#### Provided records:
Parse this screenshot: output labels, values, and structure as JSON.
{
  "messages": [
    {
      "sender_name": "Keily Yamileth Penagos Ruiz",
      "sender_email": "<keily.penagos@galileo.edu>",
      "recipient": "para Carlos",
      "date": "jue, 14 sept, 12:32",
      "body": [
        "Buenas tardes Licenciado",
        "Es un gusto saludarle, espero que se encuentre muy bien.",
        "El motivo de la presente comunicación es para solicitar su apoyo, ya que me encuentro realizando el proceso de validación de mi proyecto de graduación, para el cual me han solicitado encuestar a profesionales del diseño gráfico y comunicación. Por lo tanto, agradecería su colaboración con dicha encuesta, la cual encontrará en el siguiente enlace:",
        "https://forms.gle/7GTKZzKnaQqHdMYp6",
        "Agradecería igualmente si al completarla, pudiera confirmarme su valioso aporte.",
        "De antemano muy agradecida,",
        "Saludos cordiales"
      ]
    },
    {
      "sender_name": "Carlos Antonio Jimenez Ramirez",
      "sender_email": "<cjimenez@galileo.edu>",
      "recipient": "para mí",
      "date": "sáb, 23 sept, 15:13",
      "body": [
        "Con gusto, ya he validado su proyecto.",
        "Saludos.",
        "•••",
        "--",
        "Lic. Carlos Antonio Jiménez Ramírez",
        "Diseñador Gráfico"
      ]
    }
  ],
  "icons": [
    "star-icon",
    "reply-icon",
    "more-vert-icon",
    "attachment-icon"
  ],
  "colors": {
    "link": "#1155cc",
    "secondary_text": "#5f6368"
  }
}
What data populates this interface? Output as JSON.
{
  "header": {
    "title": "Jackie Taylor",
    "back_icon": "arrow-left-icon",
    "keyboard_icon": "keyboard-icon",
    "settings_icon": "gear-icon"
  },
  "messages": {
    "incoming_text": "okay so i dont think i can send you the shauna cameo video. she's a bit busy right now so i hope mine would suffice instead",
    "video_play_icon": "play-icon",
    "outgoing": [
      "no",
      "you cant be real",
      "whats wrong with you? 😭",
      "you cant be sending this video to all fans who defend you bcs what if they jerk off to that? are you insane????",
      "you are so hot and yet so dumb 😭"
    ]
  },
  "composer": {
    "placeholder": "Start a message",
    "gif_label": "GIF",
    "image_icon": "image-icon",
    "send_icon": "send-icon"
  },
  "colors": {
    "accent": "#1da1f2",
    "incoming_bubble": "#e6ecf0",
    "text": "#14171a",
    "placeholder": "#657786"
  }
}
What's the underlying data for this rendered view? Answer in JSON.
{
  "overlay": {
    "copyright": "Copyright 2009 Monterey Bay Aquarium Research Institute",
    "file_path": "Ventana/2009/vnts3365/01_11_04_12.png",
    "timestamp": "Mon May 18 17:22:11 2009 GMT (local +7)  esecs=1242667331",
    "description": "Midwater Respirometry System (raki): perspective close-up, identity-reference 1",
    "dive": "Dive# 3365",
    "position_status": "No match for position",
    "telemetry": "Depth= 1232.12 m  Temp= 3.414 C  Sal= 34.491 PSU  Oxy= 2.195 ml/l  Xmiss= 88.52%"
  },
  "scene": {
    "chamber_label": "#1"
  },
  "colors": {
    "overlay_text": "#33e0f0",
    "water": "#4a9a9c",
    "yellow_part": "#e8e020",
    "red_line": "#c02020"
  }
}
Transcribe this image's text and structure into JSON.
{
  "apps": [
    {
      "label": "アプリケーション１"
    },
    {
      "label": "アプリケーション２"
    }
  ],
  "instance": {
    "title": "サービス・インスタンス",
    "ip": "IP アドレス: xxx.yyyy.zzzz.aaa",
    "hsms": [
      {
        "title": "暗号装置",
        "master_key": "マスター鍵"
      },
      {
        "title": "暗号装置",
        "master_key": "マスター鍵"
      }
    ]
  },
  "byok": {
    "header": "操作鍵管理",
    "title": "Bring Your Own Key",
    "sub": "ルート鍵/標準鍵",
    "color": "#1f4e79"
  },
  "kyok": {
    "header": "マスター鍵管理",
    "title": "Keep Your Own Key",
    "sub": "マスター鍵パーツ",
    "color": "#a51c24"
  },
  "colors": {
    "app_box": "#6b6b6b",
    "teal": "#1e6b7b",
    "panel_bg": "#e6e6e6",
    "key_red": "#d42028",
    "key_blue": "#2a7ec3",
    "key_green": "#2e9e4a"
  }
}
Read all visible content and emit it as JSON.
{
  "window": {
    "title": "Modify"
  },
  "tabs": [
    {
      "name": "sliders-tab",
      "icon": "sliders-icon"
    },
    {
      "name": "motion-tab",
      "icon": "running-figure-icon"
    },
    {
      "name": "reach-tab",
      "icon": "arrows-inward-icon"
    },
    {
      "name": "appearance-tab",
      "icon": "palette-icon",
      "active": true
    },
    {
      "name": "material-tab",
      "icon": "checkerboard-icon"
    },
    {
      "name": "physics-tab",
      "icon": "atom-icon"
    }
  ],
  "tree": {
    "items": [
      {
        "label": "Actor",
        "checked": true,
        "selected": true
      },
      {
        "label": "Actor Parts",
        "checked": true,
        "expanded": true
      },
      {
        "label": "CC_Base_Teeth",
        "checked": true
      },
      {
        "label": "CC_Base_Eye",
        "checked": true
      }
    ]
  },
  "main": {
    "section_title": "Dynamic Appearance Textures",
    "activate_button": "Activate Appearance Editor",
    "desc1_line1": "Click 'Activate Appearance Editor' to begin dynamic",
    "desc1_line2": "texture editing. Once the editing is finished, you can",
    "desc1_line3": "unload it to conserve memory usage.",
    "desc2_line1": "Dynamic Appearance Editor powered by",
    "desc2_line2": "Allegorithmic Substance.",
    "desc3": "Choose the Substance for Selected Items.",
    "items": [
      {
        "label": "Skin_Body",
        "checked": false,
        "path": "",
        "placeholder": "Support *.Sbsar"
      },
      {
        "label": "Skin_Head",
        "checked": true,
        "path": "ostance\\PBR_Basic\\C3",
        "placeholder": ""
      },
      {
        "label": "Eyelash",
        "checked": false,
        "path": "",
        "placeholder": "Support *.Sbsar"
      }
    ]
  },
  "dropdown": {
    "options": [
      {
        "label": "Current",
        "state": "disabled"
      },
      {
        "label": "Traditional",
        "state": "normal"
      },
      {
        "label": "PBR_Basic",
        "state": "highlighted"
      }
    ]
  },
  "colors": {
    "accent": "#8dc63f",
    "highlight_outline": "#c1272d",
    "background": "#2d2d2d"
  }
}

#### Problem to work on:
Look through the listing above. Pick out each line with "structure" and copy it.

#### Task answer:
Parse this screenshot: output labels, values, and structure as JSON.
Transcribe this image's text and structure into JSON.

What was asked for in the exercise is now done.